*What needs to be done:* Copy out all lines that carry the word "value".

Figure dataset records
━━━

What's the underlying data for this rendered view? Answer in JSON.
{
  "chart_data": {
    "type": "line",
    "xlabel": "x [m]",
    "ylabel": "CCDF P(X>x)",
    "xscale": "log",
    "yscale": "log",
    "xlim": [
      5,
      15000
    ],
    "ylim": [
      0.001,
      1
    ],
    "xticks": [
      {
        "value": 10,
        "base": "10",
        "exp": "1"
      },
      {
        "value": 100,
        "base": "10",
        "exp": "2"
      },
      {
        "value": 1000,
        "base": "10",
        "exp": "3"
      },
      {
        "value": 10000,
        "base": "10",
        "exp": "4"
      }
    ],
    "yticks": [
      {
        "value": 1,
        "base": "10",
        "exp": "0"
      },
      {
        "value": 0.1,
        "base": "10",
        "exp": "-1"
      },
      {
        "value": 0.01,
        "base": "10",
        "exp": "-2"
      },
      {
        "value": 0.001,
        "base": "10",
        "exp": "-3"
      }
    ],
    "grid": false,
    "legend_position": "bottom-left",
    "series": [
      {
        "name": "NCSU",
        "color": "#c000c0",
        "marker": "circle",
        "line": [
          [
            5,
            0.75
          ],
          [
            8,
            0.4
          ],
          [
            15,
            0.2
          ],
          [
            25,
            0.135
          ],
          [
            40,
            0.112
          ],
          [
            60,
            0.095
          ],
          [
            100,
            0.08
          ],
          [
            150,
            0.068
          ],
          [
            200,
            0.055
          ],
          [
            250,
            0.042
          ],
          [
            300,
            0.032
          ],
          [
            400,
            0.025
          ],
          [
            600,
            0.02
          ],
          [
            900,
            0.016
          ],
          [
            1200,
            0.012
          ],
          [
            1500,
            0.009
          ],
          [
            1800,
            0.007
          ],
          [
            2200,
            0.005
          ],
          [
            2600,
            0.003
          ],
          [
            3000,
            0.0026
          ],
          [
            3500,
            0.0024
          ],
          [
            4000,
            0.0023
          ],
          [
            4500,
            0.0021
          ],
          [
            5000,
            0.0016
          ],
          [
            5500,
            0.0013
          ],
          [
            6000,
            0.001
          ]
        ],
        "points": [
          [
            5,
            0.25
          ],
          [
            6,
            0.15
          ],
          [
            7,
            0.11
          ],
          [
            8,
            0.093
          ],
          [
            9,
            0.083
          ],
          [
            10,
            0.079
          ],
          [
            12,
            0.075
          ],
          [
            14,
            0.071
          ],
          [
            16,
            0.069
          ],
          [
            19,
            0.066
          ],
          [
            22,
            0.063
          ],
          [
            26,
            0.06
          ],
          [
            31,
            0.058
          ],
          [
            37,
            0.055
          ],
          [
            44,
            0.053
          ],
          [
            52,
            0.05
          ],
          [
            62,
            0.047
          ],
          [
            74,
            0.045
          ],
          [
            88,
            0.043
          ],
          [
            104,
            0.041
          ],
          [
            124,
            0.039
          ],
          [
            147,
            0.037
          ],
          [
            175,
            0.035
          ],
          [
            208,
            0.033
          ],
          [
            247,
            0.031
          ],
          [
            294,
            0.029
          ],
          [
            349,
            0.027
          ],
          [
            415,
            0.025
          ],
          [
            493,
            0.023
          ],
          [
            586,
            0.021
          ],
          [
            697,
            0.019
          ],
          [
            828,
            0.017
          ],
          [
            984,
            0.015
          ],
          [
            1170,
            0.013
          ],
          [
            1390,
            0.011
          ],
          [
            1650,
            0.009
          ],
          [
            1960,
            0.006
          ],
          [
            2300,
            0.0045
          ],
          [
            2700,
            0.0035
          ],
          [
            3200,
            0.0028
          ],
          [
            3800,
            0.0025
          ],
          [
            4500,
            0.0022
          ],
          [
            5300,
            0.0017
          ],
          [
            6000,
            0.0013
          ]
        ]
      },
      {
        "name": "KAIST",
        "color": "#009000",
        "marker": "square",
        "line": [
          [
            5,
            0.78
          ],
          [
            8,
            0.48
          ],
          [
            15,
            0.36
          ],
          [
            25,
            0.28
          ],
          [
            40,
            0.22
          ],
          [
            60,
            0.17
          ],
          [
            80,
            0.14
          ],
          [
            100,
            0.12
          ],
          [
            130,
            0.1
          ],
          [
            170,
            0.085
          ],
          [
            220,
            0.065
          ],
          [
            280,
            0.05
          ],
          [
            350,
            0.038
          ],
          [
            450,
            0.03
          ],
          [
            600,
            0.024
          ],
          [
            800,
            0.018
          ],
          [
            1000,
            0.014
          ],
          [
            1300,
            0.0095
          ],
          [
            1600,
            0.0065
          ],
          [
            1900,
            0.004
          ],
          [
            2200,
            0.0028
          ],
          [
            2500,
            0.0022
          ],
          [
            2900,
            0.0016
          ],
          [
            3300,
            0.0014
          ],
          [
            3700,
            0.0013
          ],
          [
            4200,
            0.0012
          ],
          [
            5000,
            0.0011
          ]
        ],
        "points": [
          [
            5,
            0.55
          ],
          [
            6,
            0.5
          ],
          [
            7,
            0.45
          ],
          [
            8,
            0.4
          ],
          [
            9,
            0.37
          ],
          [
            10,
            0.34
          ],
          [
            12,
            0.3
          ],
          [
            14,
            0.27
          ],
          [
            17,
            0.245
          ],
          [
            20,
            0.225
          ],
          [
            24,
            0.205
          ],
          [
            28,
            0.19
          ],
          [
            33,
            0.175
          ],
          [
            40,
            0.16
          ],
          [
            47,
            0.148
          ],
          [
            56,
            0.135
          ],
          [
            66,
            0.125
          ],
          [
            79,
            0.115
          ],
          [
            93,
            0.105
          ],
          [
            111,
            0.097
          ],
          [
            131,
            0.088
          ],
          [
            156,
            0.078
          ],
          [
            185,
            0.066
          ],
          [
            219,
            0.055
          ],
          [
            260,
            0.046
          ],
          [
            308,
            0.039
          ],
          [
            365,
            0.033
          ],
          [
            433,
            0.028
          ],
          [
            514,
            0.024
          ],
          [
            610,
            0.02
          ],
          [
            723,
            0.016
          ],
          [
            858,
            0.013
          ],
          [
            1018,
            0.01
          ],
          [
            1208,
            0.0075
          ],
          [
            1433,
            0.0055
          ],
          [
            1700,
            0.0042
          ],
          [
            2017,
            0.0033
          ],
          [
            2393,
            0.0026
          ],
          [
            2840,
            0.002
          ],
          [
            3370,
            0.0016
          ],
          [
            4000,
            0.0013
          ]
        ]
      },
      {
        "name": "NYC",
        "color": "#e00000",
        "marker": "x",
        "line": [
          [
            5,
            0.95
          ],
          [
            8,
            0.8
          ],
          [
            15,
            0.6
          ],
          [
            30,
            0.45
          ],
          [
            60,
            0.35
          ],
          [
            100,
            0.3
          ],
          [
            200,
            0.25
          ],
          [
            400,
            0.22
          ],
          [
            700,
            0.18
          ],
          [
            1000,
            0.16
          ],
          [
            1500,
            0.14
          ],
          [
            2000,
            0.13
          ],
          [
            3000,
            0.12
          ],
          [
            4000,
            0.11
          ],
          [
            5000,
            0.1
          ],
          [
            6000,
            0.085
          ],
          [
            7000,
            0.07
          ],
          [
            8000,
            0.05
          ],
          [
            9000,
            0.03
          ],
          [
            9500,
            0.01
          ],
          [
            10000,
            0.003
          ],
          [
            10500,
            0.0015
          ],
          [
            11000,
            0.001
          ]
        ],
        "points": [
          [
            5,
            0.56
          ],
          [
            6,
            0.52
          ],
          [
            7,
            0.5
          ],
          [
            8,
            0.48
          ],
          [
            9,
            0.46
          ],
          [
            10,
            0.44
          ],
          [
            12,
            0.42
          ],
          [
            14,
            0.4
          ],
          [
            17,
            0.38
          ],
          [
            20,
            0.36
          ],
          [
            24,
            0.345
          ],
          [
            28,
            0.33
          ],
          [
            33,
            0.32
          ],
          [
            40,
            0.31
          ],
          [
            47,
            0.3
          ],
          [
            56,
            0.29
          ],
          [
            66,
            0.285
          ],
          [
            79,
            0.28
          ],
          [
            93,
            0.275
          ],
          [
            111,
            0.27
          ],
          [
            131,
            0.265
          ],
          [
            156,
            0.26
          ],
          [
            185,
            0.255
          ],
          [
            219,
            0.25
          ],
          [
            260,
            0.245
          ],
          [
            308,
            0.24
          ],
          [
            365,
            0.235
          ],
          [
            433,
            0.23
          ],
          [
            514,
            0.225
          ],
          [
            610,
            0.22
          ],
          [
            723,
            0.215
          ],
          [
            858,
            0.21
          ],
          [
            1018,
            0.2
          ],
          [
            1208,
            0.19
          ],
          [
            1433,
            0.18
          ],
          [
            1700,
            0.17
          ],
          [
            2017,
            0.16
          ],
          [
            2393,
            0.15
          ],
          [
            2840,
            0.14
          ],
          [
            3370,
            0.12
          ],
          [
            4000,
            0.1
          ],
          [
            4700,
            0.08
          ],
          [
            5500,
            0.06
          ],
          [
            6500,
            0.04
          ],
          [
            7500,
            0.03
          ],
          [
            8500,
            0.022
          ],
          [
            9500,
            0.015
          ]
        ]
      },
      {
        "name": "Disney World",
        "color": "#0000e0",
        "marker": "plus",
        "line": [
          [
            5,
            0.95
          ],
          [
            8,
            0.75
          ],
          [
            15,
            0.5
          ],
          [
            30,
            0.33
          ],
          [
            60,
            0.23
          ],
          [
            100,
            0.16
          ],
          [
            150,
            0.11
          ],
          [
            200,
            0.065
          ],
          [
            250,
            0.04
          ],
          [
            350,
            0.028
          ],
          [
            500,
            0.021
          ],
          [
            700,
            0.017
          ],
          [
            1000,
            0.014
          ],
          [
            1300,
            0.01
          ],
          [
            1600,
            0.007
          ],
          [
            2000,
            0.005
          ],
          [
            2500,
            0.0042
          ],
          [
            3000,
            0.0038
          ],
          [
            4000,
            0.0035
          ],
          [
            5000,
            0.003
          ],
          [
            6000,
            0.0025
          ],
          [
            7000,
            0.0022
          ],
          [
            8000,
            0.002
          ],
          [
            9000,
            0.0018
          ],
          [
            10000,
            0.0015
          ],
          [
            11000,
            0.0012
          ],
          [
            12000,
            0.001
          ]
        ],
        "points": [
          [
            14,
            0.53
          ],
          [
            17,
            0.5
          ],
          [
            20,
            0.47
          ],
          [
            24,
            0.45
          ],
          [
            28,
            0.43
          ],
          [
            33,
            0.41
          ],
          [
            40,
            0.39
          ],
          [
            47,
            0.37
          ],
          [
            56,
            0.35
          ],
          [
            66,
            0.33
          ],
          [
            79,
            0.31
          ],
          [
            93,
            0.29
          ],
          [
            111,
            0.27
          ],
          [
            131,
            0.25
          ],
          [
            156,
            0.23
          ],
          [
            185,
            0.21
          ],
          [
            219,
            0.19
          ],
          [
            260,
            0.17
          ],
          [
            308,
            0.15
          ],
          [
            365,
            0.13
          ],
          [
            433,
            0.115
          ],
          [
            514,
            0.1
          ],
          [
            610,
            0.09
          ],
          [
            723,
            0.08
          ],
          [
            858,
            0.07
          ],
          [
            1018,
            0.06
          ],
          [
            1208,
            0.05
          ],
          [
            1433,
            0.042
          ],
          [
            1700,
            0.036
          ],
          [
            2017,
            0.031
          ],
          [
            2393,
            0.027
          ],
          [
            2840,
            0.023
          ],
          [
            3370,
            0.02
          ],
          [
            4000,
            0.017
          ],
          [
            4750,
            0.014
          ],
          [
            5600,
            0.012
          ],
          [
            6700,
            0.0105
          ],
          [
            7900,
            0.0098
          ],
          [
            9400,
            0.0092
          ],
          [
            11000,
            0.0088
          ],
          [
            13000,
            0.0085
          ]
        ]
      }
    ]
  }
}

━━━

*Solution to this exercise:*
        "value": 10,
        "value": 100,
        "value": 1000,
        "value": 10000,
        "value": 1,
        "value": 0.1,
        "value": 0.01,
        "value": 0.001,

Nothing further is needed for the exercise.